**Aim of the exercise**
Copy out lines with the word "name" from the material that follows.

**Supplied material**
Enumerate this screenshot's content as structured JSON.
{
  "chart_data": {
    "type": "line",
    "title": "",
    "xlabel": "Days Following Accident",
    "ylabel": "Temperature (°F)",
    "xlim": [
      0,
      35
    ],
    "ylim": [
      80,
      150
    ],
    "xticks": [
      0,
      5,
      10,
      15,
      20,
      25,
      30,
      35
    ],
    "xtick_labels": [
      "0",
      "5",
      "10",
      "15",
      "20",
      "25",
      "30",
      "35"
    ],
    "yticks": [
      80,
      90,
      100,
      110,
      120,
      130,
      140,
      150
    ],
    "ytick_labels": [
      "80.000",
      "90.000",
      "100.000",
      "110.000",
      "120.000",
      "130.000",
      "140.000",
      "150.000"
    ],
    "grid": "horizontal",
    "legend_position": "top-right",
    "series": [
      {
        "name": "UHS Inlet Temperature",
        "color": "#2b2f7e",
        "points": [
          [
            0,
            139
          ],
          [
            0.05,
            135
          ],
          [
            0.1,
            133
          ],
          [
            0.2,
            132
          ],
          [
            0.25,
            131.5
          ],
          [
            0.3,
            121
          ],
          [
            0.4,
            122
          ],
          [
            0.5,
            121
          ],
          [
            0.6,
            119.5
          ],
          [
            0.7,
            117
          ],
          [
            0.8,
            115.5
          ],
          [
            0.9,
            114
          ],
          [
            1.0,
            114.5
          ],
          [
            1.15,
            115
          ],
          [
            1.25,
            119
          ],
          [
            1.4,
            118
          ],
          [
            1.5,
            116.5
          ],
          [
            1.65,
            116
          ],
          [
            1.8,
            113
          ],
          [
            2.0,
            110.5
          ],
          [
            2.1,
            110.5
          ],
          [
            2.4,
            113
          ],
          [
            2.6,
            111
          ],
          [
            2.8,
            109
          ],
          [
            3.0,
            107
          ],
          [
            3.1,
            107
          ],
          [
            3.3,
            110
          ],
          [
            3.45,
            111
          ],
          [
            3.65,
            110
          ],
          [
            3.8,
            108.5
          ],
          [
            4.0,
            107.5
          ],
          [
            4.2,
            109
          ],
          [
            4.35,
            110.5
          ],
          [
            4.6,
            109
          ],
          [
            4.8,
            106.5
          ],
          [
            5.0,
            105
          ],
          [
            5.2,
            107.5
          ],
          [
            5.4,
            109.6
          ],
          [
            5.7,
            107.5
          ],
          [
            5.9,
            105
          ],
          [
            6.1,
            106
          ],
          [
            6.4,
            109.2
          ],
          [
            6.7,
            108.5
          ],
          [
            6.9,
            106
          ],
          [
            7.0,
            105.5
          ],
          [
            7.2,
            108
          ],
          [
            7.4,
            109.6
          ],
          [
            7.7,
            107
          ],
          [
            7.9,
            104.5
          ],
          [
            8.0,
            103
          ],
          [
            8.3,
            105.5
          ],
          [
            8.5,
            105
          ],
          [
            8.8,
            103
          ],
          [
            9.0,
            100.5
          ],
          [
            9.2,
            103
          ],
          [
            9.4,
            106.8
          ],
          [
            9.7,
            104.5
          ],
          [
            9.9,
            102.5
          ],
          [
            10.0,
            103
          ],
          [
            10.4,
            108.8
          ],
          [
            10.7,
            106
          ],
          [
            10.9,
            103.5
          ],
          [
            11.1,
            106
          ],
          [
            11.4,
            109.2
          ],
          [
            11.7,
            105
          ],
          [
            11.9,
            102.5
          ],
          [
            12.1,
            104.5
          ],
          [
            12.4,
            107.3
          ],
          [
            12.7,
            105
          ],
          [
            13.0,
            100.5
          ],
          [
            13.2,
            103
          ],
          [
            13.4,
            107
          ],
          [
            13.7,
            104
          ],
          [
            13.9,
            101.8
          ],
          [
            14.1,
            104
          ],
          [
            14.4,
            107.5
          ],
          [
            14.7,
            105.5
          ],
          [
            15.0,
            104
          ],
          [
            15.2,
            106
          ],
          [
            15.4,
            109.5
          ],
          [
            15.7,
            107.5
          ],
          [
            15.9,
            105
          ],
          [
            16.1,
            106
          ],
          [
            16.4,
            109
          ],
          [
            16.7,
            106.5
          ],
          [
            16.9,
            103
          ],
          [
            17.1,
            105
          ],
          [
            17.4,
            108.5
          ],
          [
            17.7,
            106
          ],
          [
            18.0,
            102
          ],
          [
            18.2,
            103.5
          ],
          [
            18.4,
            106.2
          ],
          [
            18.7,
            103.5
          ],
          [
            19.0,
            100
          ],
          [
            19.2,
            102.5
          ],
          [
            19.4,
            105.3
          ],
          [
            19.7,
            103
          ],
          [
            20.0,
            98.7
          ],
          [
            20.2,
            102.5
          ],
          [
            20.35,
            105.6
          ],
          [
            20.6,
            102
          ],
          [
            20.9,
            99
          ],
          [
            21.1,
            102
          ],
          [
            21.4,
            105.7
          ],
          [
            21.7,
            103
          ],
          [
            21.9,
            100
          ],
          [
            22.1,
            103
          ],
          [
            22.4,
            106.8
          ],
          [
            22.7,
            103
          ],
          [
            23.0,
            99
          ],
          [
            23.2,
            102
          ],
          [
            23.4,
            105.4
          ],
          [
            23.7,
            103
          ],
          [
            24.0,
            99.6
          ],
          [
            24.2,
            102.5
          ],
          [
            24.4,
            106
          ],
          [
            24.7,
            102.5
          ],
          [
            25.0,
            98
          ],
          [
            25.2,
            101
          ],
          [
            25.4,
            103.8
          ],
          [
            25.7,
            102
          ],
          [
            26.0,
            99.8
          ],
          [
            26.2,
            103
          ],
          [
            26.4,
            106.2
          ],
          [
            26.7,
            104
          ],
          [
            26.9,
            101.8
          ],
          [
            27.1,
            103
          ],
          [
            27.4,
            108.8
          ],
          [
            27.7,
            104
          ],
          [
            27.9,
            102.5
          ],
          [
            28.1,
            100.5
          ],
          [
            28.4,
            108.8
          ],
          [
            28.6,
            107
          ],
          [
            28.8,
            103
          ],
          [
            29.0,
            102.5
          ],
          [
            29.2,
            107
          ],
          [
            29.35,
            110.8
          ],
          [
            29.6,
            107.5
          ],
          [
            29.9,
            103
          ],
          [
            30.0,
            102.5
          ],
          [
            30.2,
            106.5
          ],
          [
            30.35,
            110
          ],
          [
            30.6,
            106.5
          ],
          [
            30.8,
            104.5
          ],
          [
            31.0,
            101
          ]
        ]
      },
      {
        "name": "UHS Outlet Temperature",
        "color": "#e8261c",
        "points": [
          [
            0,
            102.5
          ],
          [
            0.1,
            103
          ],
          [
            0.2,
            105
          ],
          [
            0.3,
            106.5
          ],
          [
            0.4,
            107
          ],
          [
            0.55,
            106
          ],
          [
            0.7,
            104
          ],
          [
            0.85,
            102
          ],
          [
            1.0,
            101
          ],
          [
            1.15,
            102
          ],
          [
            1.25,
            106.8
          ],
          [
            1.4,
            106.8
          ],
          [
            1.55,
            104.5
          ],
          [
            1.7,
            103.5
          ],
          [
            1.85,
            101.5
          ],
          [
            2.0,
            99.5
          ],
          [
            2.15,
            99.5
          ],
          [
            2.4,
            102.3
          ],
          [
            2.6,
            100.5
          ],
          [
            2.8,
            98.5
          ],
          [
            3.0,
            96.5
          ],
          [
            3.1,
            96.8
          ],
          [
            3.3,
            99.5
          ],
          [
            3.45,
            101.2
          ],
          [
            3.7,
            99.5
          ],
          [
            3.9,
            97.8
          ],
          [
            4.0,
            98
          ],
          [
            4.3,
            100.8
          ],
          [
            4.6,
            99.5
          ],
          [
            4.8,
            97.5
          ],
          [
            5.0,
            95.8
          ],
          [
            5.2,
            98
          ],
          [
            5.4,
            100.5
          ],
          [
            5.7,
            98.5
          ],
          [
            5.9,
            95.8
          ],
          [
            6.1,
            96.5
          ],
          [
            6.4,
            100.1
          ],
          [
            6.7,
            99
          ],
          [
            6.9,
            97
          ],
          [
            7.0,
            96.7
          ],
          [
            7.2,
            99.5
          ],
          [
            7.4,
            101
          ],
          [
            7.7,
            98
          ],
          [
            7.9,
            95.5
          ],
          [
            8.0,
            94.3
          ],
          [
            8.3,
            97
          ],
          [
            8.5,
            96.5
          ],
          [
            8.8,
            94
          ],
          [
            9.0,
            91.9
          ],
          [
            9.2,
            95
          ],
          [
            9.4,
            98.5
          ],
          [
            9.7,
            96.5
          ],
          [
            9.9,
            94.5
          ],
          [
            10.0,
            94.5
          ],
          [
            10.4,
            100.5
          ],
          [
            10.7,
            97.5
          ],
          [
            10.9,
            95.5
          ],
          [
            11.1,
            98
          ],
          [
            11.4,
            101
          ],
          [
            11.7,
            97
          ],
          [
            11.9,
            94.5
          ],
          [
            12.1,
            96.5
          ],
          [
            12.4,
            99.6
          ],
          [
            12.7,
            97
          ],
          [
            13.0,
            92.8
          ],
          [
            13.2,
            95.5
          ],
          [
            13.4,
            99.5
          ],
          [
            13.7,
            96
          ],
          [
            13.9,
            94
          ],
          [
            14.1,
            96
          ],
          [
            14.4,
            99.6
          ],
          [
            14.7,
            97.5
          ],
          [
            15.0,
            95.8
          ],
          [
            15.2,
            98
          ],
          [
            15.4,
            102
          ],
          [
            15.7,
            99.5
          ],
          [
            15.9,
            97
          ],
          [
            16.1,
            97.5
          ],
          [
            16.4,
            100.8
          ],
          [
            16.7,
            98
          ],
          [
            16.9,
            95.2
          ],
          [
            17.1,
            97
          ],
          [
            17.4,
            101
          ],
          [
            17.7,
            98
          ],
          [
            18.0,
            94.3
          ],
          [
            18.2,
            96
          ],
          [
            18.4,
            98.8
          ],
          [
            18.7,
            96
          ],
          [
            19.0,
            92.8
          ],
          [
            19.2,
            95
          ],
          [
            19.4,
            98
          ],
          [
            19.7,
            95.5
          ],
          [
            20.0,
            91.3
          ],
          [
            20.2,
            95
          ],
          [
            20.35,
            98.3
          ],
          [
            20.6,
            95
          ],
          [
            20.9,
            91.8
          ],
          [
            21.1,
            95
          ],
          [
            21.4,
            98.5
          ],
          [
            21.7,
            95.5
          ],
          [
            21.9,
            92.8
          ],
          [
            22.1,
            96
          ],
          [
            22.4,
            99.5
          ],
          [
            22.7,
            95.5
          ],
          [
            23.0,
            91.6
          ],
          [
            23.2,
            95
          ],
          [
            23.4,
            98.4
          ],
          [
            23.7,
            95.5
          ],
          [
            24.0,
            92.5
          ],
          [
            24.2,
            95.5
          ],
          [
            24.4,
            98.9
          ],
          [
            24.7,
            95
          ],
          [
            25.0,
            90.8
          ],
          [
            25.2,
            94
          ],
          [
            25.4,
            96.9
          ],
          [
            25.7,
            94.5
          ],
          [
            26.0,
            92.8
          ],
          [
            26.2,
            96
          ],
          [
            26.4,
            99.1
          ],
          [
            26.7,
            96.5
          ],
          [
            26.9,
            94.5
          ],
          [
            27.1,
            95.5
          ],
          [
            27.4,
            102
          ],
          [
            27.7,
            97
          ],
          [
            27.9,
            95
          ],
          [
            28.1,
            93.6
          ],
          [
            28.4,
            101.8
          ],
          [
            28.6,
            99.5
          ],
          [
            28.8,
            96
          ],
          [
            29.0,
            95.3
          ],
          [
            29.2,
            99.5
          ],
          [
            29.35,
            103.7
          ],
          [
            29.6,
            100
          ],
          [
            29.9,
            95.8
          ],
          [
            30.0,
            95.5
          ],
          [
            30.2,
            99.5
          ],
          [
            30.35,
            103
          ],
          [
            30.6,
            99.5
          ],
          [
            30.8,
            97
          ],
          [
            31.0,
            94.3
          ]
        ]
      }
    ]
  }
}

**The response**
        "name": "UHS Inlet Temperature",
        "name": "UHS Outlet Temperature",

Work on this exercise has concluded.